◆ **GOAL**
Reproduce the section of the listing that begins at the line containing "Convert this screenshot" and finishes at the line containing "Extract the structured". Include both end lines and nothing beyond them.

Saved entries
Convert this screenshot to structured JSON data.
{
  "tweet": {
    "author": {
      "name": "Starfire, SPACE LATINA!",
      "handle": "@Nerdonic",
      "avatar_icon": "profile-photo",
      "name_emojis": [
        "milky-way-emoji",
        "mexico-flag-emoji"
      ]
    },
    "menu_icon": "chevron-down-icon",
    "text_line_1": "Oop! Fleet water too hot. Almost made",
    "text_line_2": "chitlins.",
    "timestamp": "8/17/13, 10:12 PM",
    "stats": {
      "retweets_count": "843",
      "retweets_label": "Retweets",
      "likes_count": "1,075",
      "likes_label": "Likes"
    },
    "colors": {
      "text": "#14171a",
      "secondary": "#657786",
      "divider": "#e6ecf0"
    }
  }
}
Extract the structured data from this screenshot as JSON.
--
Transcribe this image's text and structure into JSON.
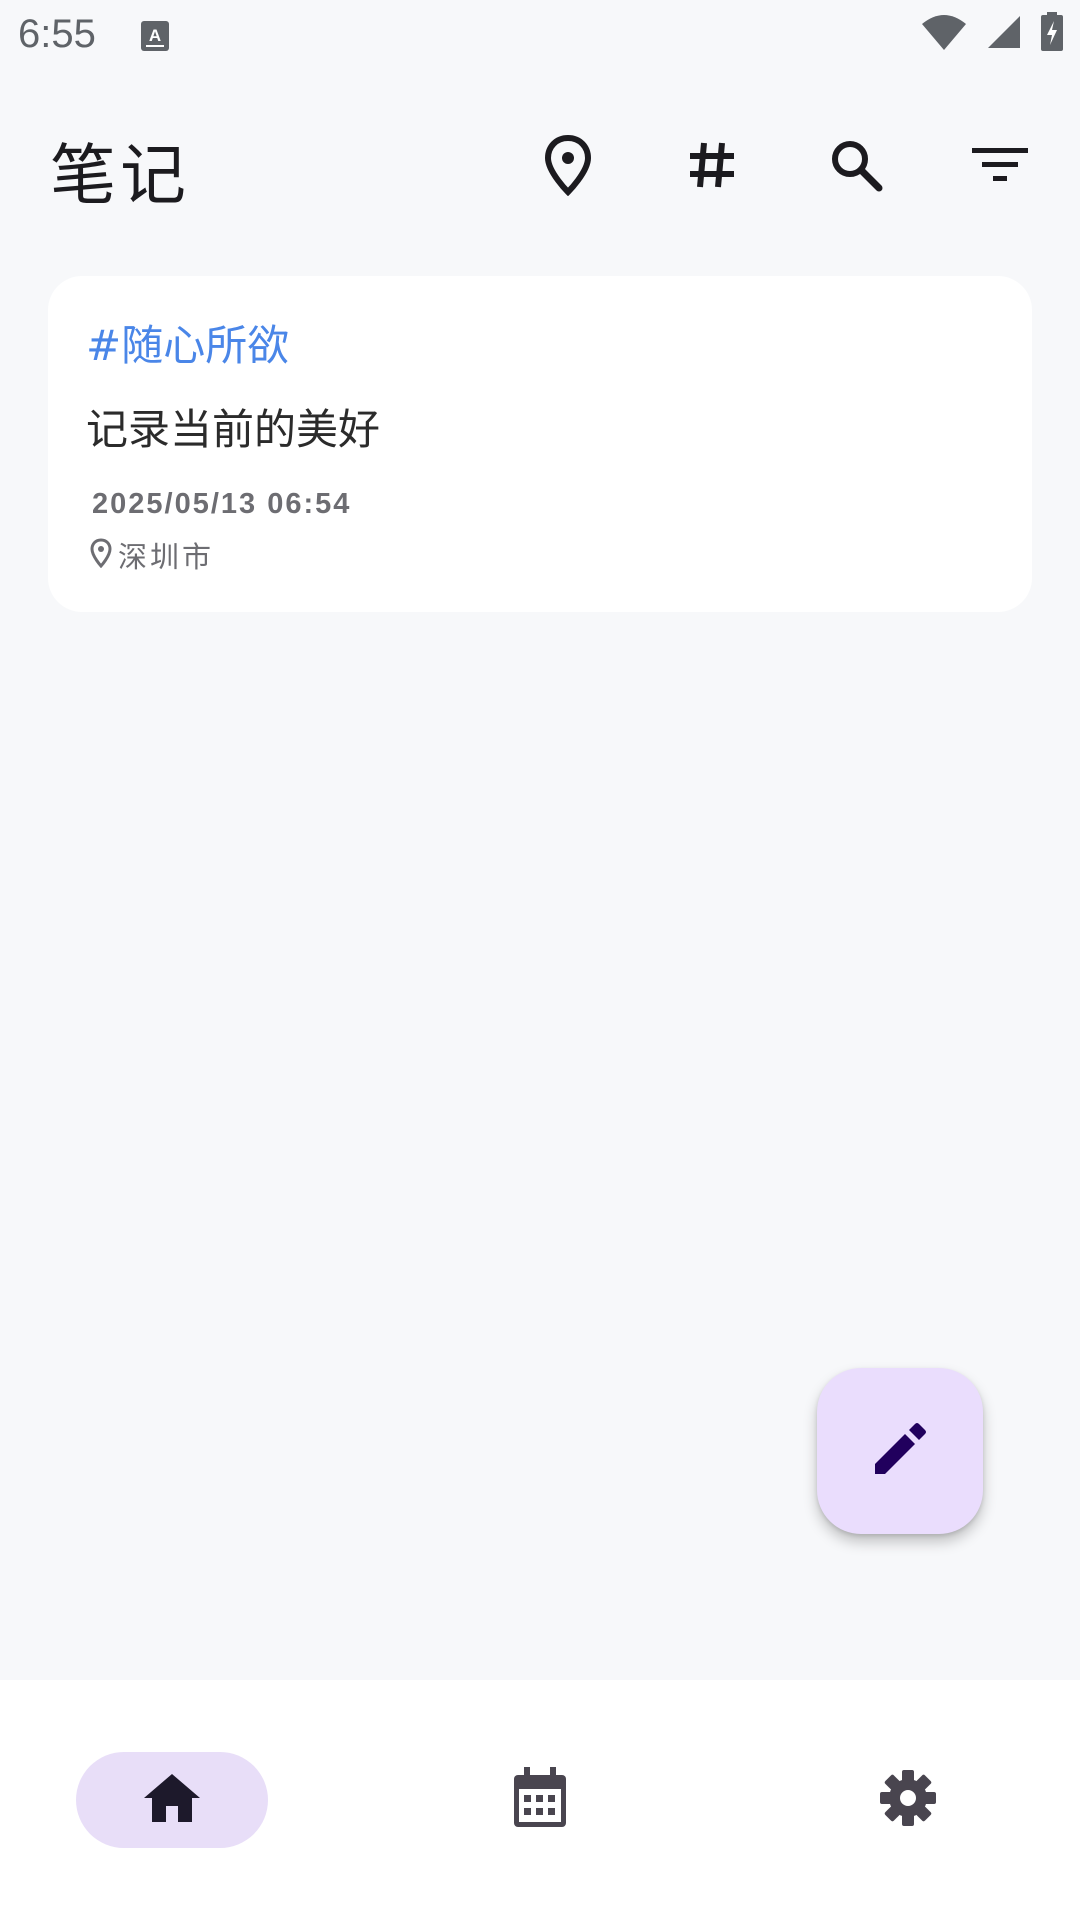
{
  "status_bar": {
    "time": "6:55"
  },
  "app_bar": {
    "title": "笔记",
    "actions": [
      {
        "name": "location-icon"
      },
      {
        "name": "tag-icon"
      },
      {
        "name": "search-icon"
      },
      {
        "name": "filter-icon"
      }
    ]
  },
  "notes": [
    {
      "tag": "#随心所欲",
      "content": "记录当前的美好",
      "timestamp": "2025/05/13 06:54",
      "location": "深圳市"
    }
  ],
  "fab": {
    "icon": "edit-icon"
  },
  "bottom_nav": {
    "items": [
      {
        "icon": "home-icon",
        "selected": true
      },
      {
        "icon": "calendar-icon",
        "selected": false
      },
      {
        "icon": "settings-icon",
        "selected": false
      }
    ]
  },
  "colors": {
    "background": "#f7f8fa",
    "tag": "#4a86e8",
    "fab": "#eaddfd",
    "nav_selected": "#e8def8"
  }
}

◆ **SOLUTION FOR THIS PROBLEM**
Convert this screenshot to structured JSON data.
{
  "tweet": {
    "author": {
      "name": "Starfire, SPACE LATINA!",
      "handle": "@Nerdonic",
      "avatar_icon": "profile-photo",
      "name_emojis": [
        "milky-way-emoji",
        "mexico-flag-emoji"
      ]
    },
    "menu_icon": "chevron-down-icon",
    "text_line_1": "Oop! Fleet water too hot. Almost made",
    "text_line_2": "chitlins.",
    "timestamp": "8/17/13, 10:12 PM",
    "stats": {
      "retweets_count": "843",
      "retweets_label": "Retweets",
      "likes_count": "1,075",
      "likes_label": "Likes"
    },
    "colors": {
      "text": "#14171a",
      "secondary": "#657786",
      "divider": "#e6ecf0"
    }
  }
}
Extract the structured data from this screenshot as JSON.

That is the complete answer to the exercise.